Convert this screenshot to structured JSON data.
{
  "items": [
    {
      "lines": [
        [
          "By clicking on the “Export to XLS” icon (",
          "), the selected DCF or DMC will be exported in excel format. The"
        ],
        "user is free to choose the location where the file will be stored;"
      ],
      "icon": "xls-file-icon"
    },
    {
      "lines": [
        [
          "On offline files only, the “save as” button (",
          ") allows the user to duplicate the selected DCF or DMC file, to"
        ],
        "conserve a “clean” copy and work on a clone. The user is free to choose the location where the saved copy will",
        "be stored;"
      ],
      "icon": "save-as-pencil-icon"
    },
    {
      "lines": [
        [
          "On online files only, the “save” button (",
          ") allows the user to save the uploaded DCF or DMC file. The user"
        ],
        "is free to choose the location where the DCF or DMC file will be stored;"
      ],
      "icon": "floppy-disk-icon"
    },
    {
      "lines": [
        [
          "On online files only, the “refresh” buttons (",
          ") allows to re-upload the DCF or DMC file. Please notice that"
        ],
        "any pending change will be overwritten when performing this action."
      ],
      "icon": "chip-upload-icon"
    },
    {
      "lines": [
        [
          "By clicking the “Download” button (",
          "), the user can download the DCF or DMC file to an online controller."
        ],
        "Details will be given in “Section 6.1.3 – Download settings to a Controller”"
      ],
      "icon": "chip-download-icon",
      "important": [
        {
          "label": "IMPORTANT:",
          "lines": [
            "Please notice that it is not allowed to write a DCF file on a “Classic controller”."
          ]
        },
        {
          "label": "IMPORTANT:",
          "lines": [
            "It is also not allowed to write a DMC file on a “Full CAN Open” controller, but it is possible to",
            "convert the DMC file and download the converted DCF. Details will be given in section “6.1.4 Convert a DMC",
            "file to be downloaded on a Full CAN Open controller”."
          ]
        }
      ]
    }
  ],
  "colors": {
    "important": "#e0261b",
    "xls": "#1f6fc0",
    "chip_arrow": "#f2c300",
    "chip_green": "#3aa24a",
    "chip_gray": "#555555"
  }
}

————

### Given exercise
Copy every line of the listing where the word "files" appears.

### Full answer
          "On offline files only, the “save as” button (",
          "On online files only, the “save” button (",
          "On online files only, the “refresh” buttons (",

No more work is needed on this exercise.